(Element-and-box listings)
--- Begin ---

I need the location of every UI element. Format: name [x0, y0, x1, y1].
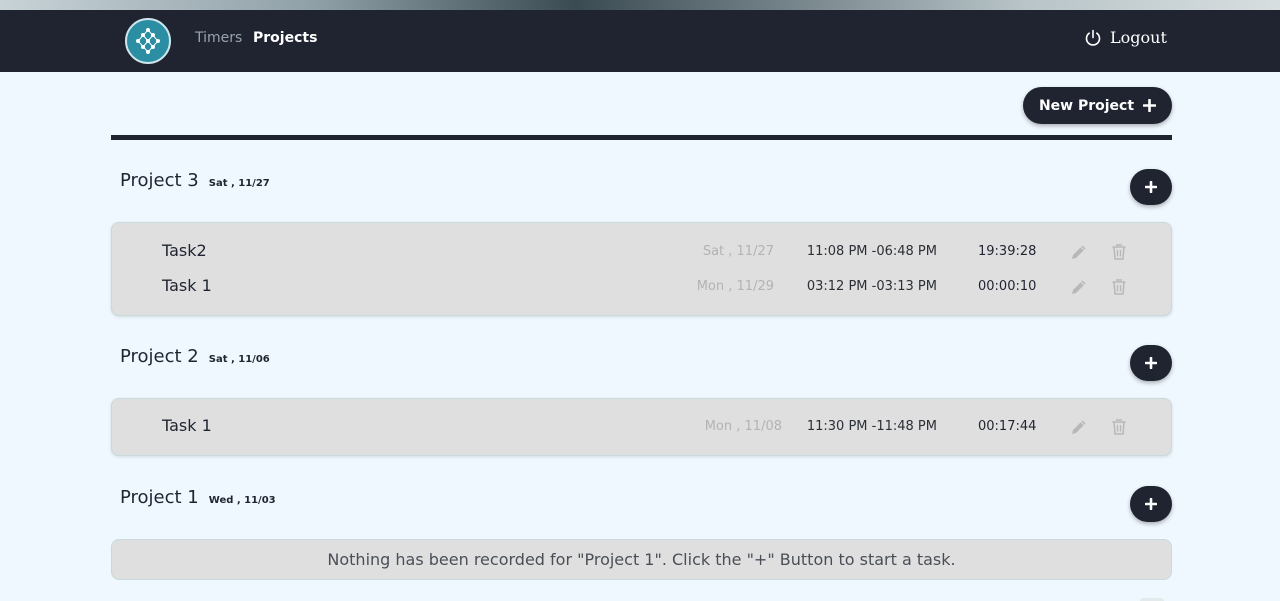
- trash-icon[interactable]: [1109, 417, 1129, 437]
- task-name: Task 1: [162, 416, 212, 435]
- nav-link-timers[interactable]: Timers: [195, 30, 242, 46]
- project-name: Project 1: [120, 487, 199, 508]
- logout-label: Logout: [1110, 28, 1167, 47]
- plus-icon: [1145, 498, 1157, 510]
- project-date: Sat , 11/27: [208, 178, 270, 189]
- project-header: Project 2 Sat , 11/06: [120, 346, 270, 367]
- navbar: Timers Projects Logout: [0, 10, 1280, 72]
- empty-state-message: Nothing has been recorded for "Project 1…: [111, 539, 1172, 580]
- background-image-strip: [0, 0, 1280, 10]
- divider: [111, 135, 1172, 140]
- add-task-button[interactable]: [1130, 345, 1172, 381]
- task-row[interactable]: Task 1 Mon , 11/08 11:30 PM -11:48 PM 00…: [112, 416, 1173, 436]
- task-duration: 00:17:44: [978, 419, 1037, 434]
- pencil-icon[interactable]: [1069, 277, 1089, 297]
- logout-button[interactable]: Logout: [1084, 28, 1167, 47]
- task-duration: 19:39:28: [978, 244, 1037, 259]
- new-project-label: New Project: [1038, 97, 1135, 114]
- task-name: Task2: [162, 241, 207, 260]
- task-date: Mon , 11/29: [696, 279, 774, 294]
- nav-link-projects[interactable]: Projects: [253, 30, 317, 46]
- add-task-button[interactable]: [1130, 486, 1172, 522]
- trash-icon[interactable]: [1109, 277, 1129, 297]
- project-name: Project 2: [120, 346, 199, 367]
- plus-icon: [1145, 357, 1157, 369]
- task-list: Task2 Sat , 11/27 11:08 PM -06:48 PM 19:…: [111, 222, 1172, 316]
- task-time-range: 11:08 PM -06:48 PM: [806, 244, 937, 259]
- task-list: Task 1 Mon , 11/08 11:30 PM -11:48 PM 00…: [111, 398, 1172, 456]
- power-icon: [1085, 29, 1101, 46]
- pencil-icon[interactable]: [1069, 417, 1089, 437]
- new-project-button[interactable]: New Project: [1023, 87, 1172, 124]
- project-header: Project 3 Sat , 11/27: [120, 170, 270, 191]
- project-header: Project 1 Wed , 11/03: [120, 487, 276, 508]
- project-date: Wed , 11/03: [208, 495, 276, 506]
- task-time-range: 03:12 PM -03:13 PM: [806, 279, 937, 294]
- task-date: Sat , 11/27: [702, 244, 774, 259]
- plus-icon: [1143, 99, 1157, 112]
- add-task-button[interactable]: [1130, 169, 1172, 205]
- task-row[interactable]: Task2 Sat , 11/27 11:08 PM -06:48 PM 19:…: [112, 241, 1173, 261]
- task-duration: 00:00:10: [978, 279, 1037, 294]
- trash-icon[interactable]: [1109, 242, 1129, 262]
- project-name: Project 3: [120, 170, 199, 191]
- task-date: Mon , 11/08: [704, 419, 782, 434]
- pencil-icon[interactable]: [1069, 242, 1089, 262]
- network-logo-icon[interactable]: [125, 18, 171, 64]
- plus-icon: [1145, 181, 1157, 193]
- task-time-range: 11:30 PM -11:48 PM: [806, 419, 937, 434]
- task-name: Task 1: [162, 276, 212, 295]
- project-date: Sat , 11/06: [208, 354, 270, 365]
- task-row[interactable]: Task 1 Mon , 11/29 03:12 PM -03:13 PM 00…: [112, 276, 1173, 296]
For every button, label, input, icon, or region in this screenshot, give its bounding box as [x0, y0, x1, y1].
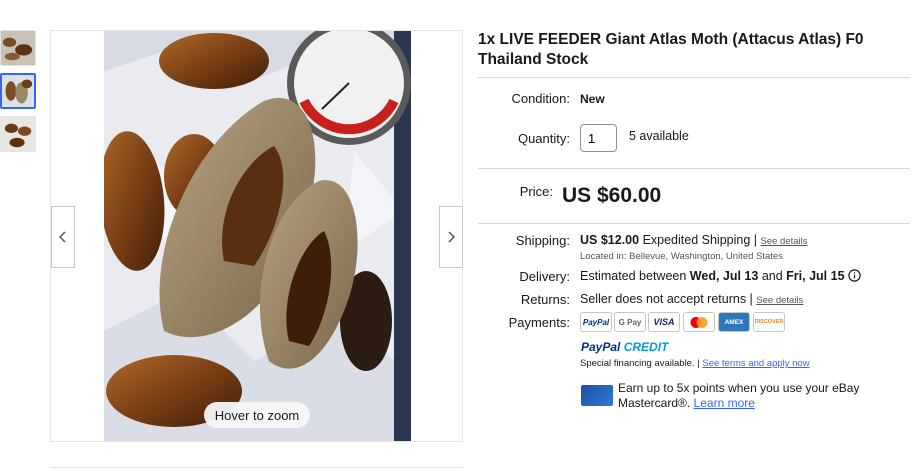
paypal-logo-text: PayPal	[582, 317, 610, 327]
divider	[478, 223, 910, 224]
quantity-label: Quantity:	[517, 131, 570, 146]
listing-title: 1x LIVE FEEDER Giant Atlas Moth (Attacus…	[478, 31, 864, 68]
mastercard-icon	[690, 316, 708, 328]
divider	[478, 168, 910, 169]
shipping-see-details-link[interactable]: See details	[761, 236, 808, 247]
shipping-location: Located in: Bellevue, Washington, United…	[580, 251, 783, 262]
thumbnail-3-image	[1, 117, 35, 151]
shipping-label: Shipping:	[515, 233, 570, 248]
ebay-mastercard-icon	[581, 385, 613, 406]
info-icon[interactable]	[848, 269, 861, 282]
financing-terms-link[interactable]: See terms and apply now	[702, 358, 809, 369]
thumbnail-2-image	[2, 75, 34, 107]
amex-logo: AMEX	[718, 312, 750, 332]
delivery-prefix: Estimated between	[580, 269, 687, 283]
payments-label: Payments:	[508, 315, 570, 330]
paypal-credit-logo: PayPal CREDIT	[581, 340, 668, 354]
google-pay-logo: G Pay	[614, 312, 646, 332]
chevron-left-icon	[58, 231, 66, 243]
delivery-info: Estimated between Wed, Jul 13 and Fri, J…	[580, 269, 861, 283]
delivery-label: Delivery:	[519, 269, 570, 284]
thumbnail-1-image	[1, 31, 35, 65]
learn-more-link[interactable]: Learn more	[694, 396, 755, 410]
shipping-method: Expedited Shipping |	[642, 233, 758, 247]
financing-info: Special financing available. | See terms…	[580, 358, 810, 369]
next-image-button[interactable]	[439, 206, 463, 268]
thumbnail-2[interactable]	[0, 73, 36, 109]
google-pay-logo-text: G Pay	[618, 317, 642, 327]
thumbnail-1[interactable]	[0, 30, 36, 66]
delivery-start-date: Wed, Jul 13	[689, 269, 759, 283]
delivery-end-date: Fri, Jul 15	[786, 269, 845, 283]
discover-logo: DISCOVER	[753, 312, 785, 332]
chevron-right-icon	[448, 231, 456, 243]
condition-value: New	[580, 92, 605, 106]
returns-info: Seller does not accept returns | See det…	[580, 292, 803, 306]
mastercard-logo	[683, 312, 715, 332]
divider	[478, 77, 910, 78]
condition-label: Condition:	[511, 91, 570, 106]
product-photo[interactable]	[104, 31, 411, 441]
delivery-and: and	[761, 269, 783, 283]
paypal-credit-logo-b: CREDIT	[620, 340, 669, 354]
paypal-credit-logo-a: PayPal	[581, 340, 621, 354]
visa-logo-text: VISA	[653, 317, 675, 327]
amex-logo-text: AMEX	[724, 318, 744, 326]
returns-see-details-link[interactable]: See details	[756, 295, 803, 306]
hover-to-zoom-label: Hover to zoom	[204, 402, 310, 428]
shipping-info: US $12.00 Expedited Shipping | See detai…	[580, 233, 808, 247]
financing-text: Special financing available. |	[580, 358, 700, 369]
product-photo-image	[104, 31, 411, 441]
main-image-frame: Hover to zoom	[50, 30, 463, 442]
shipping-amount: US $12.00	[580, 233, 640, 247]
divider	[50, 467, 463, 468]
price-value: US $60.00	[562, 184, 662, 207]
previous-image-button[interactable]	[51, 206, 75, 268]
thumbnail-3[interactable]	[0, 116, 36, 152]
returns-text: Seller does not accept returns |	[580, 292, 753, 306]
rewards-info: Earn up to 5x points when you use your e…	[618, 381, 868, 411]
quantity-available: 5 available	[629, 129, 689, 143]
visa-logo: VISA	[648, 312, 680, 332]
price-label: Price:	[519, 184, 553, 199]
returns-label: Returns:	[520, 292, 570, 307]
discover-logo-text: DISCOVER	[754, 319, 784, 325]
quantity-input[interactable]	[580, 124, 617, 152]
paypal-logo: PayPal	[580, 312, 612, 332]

--- End ---
--- Begin ---

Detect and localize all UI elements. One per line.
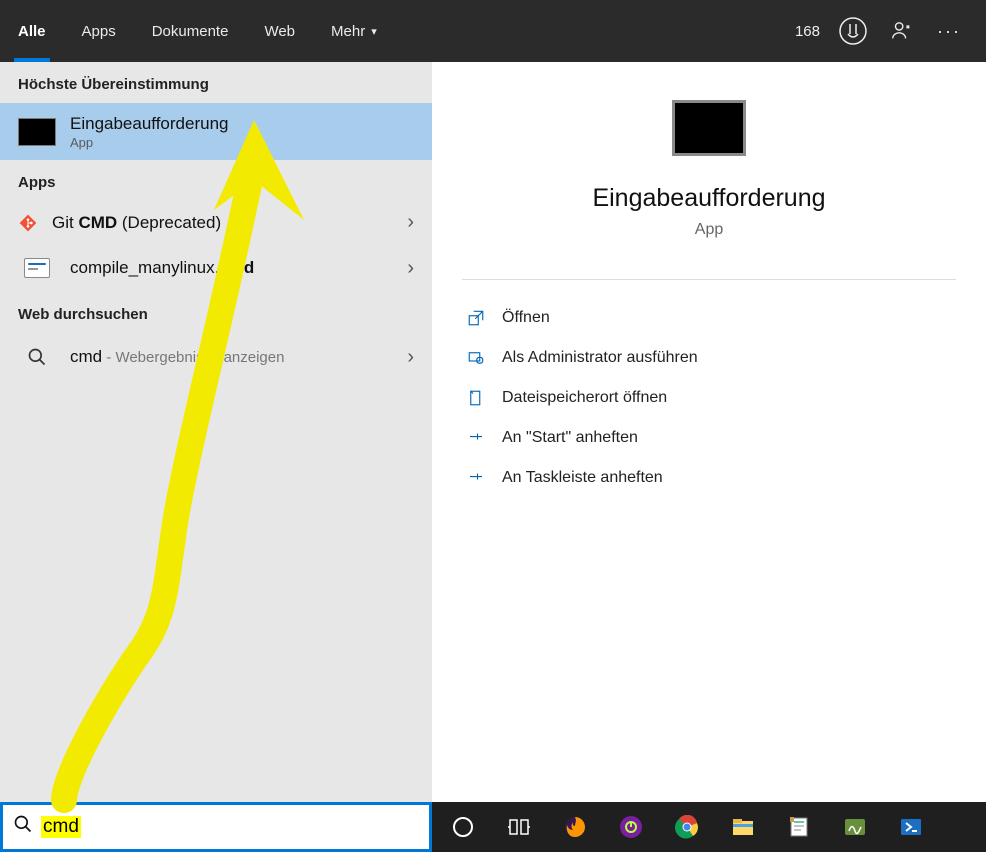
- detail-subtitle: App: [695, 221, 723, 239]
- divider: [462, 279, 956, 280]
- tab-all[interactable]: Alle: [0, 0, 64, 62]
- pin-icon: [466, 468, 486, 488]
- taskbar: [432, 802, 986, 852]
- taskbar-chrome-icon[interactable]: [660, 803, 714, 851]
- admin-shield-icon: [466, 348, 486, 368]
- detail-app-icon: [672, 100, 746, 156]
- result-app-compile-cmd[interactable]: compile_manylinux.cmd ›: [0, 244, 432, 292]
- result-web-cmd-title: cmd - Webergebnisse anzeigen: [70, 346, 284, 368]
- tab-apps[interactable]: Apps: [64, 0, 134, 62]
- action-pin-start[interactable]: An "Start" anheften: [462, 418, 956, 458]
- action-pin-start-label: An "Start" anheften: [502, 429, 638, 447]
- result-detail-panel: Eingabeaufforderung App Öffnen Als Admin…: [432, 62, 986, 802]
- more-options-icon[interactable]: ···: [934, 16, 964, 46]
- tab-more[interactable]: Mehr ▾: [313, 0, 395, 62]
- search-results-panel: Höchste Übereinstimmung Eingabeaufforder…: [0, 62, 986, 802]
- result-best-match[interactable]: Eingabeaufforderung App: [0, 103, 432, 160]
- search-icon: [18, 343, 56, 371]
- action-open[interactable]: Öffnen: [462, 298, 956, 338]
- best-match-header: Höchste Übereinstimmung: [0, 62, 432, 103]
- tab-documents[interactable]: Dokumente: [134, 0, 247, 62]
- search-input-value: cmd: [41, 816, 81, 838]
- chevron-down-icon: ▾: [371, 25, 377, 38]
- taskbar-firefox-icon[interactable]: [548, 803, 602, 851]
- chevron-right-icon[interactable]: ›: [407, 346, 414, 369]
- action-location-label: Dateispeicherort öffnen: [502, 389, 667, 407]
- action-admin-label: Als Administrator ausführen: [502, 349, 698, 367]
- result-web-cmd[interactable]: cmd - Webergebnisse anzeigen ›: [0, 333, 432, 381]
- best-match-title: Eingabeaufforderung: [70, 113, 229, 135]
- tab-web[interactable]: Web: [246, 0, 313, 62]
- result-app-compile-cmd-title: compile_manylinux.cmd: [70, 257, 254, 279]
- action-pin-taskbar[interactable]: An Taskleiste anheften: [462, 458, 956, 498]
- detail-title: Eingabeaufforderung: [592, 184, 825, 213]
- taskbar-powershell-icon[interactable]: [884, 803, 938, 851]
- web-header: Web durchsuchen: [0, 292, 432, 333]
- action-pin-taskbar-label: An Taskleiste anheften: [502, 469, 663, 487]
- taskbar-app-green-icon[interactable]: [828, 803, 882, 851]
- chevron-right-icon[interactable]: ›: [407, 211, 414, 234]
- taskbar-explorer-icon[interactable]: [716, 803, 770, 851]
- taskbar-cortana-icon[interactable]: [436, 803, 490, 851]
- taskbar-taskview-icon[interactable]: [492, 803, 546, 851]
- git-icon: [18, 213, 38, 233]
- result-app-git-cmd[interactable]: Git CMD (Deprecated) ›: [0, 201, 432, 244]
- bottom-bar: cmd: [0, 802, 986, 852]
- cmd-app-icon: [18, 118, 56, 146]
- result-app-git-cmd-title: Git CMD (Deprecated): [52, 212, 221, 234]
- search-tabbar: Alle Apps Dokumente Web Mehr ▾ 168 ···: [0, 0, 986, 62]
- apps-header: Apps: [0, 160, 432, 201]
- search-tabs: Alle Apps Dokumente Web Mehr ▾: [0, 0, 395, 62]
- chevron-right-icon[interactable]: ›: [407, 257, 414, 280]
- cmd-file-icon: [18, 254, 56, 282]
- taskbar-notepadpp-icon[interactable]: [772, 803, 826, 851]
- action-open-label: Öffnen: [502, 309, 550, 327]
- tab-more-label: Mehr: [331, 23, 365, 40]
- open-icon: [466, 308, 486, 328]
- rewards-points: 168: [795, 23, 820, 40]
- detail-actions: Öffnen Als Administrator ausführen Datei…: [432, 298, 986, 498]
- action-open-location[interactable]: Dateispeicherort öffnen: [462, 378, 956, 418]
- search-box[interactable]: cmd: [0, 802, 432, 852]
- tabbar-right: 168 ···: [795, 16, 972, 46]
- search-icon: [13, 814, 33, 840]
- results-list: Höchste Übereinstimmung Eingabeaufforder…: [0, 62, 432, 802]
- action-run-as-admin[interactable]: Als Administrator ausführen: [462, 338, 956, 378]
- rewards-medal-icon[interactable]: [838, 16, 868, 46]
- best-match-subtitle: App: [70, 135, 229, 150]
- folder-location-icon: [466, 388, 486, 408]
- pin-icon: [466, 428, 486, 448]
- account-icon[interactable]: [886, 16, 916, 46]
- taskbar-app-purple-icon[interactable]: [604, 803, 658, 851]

--- End ---
--- Begin ---

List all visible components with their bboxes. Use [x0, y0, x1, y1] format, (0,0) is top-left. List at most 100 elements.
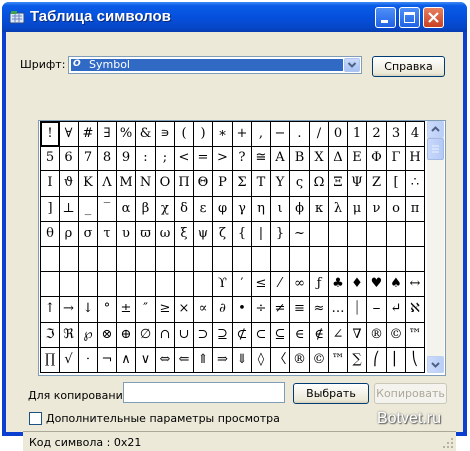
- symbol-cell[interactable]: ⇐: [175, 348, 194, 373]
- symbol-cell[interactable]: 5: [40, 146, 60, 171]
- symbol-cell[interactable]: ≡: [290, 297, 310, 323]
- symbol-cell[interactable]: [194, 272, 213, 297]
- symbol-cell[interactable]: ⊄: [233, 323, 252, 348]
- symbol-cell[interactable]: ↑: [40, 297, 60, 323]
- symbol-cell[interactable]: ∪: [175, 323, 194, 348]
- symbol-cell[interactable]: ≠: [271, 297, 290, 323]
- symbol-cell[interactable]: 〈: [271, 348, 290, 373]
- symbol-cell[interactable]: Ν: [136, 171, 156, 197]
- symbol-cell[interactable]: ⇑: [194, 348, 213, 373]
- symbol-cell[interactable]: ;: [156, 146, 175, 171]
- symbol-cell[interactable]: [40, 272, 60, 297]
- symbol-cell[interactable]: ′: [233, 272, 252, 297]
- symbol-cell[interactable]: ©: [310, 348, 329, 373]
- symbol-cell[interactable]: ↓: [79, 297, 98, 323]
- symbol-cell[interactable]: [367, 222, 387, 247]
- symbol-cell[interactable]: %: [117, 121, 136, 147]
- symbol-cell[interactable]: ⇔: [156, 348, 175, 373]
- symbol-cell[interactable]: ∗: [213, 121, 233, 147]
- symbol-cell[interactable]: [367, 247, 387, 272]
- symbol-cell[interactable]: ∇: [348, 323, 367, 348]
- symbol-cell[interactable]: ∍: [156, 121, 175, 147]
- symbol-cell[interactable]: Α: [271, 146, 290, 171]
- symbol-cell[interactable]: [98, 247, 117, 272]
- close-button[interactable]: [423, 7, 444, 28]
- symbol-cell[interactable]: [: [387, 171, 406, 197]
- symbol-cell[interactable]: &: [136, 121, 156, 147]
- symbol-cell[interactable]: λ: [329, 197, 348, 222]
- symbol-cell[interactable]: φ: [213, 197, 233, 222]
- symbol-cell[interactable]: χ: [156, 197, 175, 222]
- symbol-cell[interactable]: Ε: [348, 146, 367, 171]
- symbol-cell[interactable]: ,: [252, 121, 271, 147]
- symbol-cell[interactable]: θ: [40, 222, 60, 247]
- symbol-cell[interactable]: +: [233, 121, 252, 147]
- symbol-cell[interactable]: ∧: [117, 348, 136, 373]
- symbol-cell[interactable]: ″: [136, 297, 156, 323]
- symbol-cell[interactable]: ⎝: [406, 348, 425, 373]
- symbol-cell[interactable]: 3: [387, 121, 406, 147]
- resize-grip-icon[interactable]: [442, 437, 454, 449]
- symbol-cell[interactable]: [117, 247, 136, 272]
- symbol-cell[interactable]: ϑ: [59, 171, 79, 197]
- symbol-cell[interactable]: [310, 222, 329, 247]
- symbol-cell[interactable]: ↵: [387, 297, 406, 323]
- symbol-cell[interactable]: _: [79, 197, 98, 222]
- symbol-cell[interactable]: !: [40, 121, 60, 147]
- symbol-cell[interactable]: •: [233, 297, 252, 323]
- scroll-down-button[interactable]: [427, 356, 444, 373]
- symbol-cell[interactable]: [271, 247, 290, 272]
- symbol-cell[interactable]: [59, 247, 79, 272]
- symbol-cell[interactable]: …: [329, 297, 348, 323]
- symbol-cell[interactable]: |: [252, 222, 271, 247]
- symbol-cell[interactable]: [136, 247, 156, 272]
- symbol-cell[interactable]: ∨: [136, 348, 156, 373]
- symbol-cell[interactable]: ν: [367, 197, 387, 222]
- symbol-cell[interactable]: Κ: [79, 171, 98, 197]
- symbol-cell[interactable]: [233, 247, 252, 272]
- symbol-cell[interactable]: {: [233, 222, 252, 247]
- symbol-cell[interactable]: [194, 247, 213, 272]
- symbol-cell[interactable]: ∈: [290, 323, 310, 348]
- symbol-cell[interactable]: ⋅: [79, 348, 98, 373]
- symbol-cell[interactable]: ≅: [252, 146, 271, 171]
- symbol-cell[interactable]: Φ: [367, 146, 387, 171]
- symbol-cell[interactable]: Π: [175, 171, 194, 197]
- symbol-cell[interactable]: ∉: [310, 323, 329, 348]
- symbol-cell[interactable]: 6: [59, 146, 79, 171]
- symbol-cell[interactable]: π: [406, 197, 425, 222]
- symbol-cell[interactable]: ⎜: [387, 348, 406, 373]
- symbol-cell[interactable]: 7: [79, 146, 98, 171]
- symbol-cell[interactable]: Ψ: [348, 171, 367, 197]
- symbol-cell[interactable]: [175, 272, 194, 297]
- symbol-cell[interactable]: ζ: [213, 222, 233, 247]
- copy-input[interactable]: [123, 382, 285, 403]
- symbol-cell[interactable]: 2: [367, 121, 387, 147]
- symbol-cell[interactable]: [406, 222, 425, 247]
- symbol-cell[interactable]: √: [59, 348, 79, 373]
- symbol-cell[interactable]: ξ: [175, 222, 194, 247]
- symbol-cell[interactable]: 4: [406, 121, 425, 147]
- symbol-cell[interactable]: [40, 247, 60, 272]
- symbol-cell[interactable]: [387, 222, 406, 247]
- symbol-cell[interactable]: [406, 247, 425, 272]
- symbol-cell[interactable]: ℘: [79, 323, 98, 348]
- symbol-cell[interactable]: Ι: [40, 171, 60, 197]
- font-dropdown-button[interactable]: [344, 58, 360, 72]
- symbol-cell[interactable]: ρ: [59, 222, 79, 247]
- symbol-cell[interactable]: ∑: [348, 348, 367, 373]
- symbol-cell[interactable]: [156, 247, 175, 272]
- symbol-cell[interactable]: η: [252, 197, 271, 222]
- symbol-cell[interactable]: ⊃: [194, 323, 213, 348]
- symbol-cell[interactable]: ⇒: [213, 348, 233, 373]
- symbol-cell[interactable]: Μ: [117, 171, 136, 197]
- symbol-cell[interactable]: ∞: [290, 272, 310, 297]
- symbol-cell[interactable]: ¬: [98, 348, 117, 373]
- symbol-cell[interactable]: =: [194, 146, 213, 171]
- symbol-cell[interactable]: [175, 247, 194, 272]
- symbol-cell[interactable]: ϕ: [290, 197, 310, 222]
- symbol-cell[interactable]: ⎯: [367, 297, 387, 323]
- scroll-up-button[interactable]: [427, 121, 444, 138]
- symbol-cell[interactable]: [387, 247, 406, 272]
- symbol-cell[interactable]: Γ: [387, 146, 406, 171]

--- End ---

Tally the lines in the entries above that contain the string "start", treating uppercase and lowercase as different. Reply with the number alone.

3